### Assigned task 1
Answer these questions about the column on the RoboCop statue:
(a) What snack does the writer compare the topic to?
(b) How many days did it take to raise $50,000, and on what site?
(c) What two arguments against the statue does the writer name?
### Assigned task 2
Write out the passage of the column on the RoboCop statue, starting with "I’d like to" and going on through "I say (shrug).".

### Text for analysis

I’d like to go on the record to register my astonishment at how much discussion the RoboCop statue question has engendered hereabouts, but I really shouldn’t be too surprised — this is exactly the sort of topic for which talk radio, blogs and newspaper columns were invented, the equivalent of a bag of potato chips.
It all started when the mayor’s staff, in responding to a tweet, nixed the idea of a permanent RoboCop, and from there, the internet swung into action. It took just six days to raise $50,000 via Kickstarter, which should be more than enough to pay an artist’s foundry bill and stick him somewhere on the riverfront. As for all the arguments against, which boil down to It’s Not Serious and There’s a Better Way to Spend $50K, I say (shrug).

### Records provided
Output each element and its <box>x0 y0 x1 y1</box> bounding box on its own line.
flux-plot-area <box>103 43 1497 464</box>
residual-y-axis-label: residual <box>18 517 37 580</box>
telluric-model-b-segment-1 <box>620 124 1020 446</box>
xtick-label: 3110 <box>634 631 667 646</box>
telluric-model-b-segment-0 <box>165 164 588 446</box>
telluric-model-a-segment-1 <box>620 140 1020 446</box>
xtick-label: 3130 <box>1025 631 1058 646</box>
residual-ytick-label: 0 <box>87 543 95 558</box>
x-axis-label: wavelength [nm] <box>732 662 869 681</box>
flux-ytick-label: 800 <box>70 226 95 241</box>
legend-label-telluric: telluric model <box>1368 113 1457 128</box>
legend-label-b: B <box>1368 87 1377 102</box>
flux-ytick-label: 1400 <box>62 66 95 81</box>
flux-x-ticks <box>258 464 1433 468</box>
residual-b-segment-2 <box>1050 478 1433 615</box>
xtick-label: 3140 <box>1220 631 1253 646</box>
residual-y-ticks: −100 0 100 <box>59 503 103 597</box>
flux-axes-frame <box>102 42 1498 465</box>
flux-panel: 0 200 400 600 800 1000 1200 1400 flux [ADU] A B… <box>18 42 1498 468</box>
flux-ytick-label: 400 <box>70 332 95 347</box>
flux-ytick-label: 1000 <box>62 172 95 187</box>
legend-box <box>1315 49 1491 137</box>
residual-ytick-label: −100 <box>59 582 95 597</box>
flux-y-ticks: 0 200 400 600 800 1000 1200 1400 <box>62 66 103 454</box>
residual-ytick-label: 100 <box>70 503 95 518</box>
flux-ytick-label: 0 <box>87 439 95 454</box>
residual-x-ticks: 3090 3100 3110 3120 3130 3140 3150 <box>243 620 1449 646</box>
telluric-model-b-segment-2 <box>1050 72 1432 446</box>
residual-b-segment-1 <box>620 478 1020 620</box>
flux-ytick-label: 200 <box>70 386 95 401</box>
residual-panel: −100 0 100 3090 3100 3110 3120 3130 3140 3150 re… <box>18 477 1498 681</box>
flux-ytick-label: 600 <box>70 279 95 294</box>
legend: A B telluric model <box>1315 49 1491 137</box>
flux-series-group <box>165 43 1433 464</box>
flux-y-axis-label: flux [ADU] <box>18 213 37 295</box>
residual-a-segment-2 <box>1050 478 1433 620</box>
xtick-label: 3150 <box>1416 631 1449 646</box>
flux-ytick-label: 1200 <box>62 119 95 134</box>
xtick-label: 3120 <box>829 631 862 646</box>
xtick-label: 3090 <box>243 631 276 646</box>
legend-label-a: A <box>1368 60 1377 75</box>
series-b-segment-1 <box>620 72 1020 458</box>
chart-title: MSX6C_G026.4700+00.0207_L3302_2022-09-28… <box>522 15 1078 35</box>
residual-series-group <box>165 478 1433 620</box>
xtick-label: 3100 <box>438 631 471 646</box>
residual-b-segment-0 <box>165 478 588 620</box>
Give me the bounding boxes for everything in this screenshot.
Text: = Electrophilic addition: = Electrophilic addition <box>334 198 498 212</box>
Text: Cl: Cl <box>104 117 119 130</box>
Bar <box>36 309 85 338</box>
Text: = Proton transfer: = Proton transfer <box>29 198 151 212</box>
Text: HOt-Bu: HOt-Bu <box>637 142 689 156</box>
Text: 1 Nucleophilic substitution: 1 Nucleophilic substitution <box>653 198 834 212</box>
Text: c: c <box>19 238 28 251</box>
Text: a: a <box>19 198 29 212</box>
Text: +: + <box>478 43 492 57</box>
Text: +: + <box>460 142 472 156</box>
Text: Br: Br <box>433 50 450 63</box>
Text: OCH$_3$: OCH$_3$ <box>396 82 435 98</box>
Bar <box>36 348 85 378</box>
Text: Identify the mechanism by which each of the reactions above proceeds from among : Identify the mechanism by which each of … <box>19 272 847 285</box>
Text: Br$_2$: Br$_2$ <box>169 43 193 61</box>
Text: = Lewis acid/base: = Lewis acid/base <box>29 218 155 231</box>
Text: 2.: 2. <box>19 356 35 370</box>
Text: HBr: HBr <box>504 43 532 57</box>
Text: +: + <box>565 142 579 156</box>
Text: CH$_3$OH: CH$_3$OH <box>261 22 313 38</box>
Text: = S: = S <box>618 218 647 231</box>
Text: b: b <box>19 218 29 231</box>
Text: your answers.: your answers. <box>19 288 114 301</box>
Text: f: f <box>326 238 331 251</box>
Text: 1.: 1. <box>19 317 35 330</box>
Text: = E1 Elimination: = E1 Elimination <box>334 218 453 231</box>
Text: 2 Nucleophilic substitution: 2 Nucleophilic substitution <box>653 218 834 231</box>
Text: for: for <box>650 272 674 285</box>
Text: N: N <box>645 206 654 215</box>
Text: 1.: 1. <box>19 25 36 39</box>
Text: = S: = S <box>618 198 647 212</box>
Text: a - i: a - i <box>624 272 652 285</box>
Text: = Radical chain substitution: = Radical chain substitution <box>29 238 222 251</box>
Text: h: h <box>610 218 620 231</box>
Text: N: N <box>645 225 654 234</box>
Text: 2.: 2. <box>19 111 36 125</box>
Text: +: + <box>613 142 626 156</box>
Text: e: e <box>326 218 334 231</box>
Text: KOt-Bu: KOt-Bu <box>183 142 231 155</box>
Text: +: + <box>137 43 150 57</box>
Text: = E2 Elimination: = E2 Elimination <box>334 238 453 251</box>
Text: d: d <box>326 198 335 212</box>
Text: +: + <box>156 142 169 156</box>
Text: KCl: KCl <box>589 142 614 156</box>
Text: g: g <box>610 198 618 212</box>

### Answer box 1
(a) A bag of potato chips.
(b) Six days, on Kickstarter.
(c) It's Not Serious, and There's a Better Way to Spend $50K.

### Answer box 2
I’d like to go on the record to register my astonishment at how much discussion the RoboCop statue question has engendered hereabouts, but I really shouldn’t be too surprised — this is exactly the sort of topic for which talk radio, blogs and newspaper columns were invented, the equivalent of a bag of potato chips.
It all started when the mayor’s staff, in responding to a tweet, nixed the idea of a permanent RoboCop, and from there, the internet swung into action. It took just six days to raise $50,000 via Kickstarter, which should be more than enough to pay an artist’s foundry bill and stick him somewhere on the riverfront. As for all the arguments against, which boil down to It’s Not Serious and There’s a Better Way to Spend $50K, I say (shrug).